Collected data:
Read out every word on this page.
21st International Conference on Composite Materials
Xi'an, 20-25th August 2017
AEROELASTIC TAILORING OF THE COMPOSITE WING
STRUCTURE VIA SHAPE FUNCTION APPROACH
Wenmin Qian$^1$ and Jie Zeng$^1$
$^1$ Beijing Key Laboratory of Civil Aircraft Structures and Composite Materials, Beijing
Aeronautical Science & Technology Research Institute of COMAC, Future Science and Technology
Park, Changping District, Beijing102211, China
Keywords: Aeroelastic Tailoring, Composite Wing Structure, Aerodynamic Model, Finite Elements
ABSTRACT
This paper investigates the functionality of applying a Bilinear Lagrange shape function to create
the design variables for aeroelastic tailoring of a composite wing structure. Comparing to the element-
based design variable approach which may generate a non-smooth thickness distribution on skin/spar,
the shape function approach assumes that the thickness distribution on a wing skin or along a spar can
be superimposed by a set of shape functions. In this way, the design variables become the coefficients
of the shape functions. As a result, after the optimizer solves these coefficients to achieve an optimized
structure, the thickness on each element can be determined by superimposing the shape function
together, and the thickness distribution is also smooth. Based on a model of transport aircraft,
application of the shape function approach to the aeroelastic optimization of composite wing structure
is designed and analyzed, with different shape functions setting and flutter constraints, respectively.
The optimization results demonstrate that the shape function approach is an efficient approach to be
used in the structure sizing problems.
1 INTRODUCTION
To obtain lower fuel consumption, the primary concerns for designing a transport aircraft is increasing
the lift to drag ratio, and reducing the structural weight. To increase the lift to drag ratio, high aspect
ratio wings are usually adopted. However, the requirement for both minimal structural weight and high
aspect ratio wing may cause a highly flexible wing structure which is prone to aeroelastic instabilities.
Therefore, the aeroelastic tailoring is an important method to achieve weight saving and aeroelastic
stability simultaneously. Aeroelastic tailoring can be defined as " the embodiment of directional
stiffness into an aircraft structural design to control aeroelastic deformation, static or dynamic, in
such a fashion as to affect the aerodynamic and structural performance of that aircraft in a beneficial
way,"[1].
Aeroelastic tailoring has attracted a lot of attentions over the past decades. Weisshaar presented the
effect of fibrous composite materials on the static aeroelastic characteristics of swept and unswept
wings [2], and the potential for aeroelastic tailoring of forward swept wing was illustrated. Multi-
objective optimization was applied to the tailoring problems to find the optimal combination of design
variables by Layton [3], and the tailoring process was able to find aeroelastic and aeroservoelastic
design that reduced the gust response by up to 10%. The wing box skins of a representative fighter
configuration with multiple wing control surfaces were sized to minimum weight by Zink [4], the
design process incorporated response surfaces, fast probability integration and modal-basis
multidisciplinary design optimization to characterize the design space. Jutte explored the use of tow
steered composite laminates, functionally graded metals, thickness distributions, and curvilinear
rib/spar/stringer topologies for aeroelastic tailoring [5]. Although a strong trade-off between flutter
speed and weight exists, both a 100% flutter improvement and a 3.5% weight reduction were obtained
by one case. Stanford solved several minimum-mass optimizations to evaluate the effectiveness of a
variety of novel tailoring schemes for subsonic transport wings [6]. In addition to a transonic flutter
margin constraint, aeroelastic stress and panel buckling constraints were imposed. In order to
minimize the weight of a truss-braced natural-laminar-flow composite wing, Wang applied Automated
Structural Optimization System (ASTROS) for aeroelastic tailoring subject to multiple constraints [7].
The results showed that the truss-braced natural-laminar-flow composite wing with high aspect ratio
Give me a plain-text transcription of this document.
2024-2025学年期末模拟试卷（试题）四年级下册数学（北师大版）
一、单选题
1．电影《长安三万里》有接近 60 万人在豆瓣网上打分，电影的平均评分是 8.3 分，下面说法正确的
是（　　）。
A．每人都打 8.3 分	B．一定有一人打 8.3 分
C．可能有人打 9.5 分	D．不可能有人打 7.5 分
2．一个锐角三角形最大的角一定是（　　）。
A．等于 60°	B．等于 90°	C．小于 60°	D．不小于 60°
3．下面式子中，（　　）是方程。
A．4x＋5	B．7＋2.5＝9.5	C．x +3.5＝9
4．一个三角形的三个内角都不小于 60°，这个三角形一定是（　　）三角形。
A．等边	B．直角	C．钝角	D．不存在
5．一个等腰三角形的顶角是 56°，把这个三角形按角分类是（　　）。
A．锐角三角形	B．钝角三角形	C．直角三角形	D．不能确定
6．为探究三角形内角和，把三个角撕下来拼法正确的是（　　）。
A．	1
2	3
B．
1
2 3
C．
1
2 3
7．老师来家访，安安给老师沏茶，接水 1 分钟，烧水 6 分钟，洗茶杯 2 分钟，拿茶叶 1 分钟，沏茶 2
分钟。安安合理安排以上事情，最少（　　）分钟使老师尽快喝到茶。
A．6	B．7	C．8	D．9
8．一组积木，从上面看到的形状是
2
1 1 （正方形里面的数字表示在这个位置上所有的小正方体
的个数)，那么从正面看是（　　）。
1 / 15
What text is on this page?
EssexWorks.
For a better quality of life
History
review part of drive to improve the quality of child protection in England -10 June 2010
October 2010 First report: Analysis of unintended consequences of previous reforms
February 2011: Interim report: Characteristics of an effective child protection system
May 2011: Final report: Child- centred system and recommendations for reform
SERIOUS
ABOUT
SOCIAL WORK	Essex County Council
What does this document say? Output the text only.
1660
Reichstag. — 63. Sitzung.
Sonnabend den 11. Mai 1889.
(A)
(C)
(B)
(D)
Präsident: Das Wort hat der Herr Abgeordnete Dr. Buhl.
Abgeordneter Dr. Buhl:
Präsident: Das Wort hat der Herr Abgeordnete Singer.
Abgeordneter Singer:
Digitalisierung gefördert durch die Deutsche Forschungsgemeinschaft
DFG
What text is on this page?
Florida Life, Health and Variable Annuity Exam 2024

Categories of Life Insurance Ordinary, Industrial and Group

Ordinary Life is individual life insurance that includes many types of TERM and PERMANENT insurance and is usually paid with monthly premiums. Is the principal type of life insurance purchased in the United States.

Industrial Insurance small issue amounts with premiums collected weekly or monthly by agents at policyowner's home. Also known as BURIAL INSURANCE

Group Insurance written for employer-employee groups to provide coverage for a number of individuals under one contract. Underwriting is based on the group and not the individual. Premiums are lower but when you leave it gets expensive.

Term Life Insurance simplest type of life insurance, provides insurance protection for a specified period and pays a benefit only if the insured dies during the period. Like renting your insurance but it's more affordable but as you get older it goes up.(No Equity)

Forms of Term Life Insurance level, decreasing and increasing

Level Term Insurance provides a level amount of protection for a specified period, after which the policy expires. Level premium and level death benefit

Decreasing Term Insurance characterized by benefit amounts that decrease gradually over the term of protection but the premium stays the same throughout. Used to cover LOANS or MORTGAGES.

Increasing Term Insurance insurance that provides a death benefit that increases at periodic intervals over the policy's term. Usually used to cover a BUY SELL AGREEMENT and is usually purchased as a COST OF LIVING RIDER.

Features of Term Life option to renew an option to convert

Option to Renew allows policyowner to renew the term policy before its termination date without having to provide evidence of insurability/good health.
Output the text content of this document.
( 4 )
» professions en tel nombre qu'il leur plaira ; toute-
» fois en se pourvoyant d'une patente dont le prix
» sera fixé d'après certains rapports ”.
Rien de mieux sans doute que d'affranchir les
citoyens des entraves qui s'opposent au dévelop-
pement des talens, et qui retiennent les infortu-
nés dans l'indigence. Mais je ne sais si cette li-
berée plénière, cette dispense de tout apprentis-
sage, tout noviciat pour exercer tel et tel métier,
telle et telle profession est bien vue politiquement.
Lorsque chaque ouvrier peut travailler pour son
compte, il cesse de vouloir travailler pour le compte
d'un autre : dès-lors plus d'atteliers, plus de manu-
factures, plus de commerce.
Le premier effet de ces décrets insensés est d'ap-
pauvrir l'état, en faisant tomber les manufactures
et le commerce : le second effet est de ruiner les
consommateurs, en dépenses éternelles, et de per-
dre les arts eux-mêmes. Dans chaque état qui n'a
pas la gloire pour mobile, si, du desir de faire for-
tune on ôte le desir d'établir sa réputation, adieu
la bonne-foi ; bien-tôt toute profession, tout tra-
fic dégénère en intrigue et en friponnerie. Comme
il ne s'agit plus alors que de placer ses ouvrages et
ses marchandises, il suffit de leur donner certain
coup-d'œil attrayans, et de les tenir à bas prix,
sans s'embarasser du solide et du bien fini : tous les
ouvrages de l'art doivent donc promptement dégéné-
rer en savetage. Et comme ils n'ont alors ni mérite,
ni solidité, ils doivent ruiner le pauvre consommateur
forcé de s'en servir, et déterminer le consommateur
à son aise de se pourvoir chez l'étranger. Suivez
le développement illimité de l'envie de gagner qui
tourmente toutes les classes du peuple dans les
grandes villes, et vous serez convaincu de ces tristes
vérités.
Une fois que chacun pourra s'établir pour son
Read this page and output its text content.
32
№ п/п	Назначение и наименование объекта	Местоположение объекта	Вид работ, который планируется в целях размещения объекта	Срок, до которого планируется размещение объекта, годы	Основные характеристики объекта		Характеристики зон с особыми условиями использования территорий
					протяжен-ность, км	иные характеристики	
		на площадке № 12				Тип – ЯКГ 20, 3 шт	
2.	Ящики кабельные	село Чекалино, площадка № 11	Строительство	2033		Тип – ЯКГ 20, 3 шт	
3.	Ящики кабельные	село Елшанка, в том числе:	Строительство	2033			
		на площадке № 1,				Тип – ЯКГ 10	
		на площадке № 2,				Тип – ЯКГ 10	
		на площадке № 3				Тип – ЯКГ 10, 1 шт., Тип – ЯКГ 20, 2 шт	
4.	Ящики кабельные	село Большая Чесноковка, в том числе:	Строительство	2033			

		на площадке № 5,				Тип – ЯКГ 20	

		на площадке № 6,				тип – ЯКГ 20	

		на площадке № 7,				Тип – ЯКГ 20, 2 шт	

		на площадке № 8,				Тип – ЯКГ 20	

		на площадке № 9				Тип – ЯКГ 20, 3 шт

**Task statement**
Copy down every line of the entries containing the word "minimum".

**Solution to this exercise**
configuration with multiple wing control surfaces were sized to minimum weight by Zink [4], the
by one case. Stanford solved several minimum-mass optimizations to evaluate the effectiveness of a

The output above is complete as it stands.